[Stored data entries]
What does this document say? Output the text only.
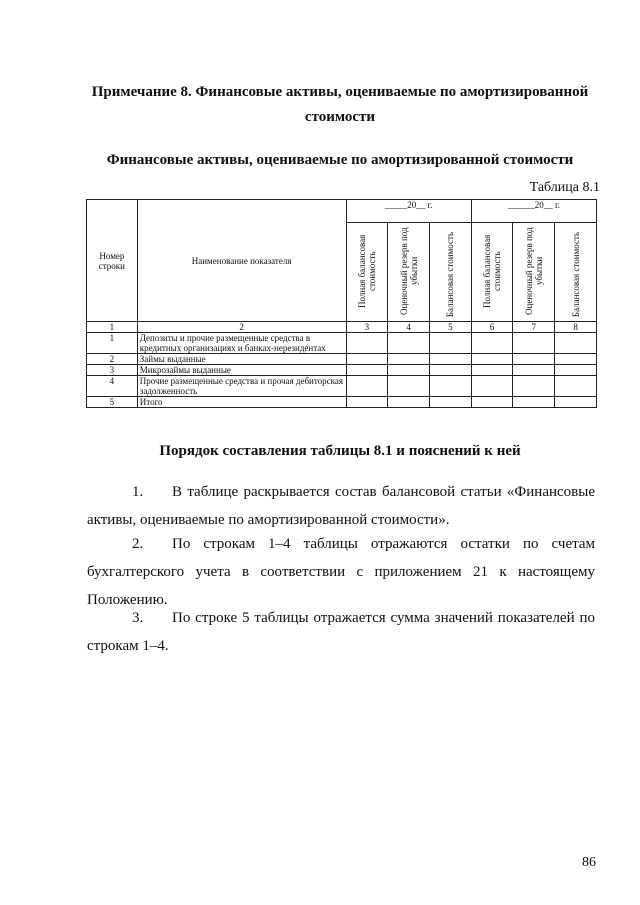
Примечание 8. Финансовые активы, оцениваемые по амортизированной стоимости
Финансовые активы, оцениваемые по амортизированной стоимости
Таблица 8.1
Номер строки	Наименование показателя	_____20__ г.			______20__ г.		
		Полная балансовая стоимость	Оценочный резерв под убытки	Балансовая стоимость	Полная балансовая стоимость	Оценочный резерв под убытки	Балансовая стоимость
1	2	3	4	5	6	7	8
1	Депозиты и прочие размещенные средства в кредитных организациях и банках-нерезидентах						
2	Займы выданные						
3	Микрозаймы выданные						
4	Прочие размещенные средства и прочая дебиторская задолженность						
5	Итого						
Порядок составления таблицы 8.1 и пояснений к ней
1. В таблице раскрывается состав балансовой статьи «Финансовые активы, оцениваемые по амортизированной стоимости».
2. По строкам 1–4 таблицы отражаются остатки по счетам бухгалтерского учета в соответствии с приложением 21 к настоящему Положению.
3. По строке 5 таблицы отражается сумма значений показателей по строкам 1–4.
86
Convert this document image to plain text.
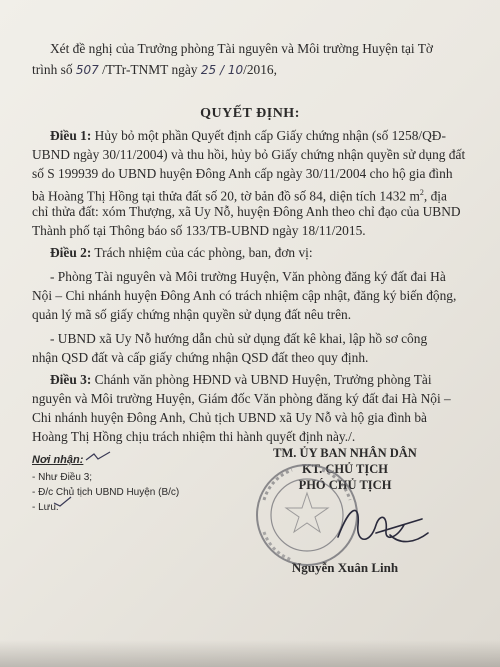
Xét đề nghị của Trưởng phòng Tài nguyên và Môi trường Huyện tại Tờ
trình số 507 /TTr-TNMT ngày 25 / 10/2016,
QUYẾT ĐỊNH:
Điều 1: Hủy bỏ một phần Quyết định cấp Giấy chứng nhận (số 1258/QĐ-
UBND ngày 30/11/2004) và thu hồi, hủy bỏ Giấy chứng nhận quyền sử dụng đất
số S 199939 do UBND huyện Đông Anh cấp ngày 30/11/2004 cho hộ gia đình
bà Hoàng Thị Hồng tại thửa đất số 20, tờ bản đồ số 84, diện tích 1432 $m^2$, địa
chỉ thửa đất: xóm Thượng, xã Uy Nỗ, huyện Đông Anh theo chỉ đạo của UBND
Thành phố tại Thông báo số 133/TB-UBND ngày 18/11/2015.
Điều 2: Trách nhiệm của các phòng, ban, đơn vị:
- Phòng Tài nguyên và Môi trường Huyện, Văn phòng đăng ký đất đai Hà
Nội – Chi nhánh huyện Đông Anh có trách nhiệm cập nhật, đăng ký biến động,
quản lý mã số giấy chứng nhận quyền sử dụng đất nêu trên.
- UBND xã Uy Nỗ hướng dẫn chủ sử dụng đất kê khai, lập hồ sơ công
nhận QSD đất và cấp giấy chứng nhận QSD đất theo quy định.
Điều 3: Chánh văn phòng HĐND và UBND Huyện, Trưởng phòng Tài
nguyên và Môi trường Huyện, Giám đốc Văn phòng đăng ký đất đai Hà Nội –
Chi nhánh huyện Đông Anh, Chủ tịch UBND xã Uy Nỗ và hộ gia đình bà
Hoàng Thị Hồng chịu trách nhiệm thi hành quyết định này./.
Nơi nhận:
- Như Điều 3;
- Đ/c Chủ tịch UBND Huyện (B/c)
- Lưu.
TM. ỦY BAN NHÂN DÂN
KT. CHỦ TỊCH
PHÓ CHỦ TỊCH
Nguyễn Xuân Linh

» **AIM OF THE EXERCISE**:
Keep every word of the data as it is when you write it out, but drop the pictures.

» **SOLUTION FOR THIS TASK**:
What does this document say? Output the text only.
Примечание 8. Финансовые активы, оцениваемые по амортизированной стоимости
Финансовые активы, оцениваемые по амортизированной стоимости
Таблица 8.1
Номер строки	Наименование показателя	_____20__ г.			______20__ г.		
		Полная балансовая стоимость	Оценочный резерв под убытки	Балансовая стоимость	Полная балансовая стоимость	Оценочный резерв под убытки	Балансовая стоимость
1	2	3	4	5	6	7	8
1	Депозиты и прочие размещенные средства в кредитных организациях и банках-нерезидентах						
2	Займы выданные						
3	Микрозаймы выданные						
4	Прочие размещенные средства и прочая дебиторская задолженность						
5	Итого						
Порядок составления таблицы 8.1 и пояснений к ней
1. В таблице раскрывается состав балансовой статьи «Финансовые активы, оцениваемые по амортизированной стоимости».
2. По строкам 1–4 таблицы отражаются остатки по счетам бухгалтерского учета в соответствии с приложением 21 к настоящему Положению.
3. По строке 5 таблицы отражается сумма значений показателей по строкам 1–4.
86
Convert this document image to plain text.
Xét đề nghị của Trưởng phòng Tài nguyên và Môi trường Huyện tại Tờ
trình số 507 /TTr-TNMT ngày 25 / 10/2016,
QUYẾT ĐỊNH:
Điều 1: Hủy bỏ một phần Quyết định cấp Giấy chứng nhận (số 1258/QĐ-
UBND ngày 30/11/2004) và thu hồi, hủy bỏ Giấy chứng nhận quyền sử dụng đất
số S 199939 do UBND huyện Đông Anh cấp ngày 30/11/2004 cho hộ gia đình
bà Hoàng Thị Hồng tại thửa đất số 20, tờ bản đồ số 84, diện tích 1432 $m^2$, địa
chỉ thửa đất: xóm Thượng, xã Uy Nỗ, huyện Đông Anh theo chỉ đạo của UBND
Thành phố tại Thông báo số 133/TB-UBND ngày 18/11/2015.
Điều 2: Trách nhiệm của các phòng, ban, đơn vị:
- Phòng Tài nguyên và Môi trường Huyện, Văn phòng đăng ký đất đai Hà
Nội – Chi nhánh huyện Đông Anh có trách nhiệm cập nhật, đăng ký biến động,
quản lý mã số giấy chứng nhận quyền sử dụng đất nêu trên.
- UBND xã Uy Nỗ hướng dẫn chủ sử dụng đất kê khai, lập hồ sơ công
nhận QSD đất và cấp giấy chứng nhận QSD đất theo quy định.
Điều 3: Chánh văn phòng HĐND và UBND Huyện, Trưởng phòng Tài
nguyên và Môi trường Huyện, Giám đốc Văn phòng đăng ký đất đai Hà Nội –
Chi nhánh huyện Đông Anh, Chủ tịch UBND xã Uy Nỗ và hộ gia đình bà
Hoàng Thị Hồng chịu trách nhiệm thi hành quyết định này./.
Nơi nhận:
- Như Điều 3;
- Đ/c Chủ tịch UBND Huyện (B/c)
- Lưu.
TM. ỦY BAN NHÂN DÂN
KT. CHỦ TỊCH
PHÓ CHỦ TỊCH
Nguyễn Xuân Linh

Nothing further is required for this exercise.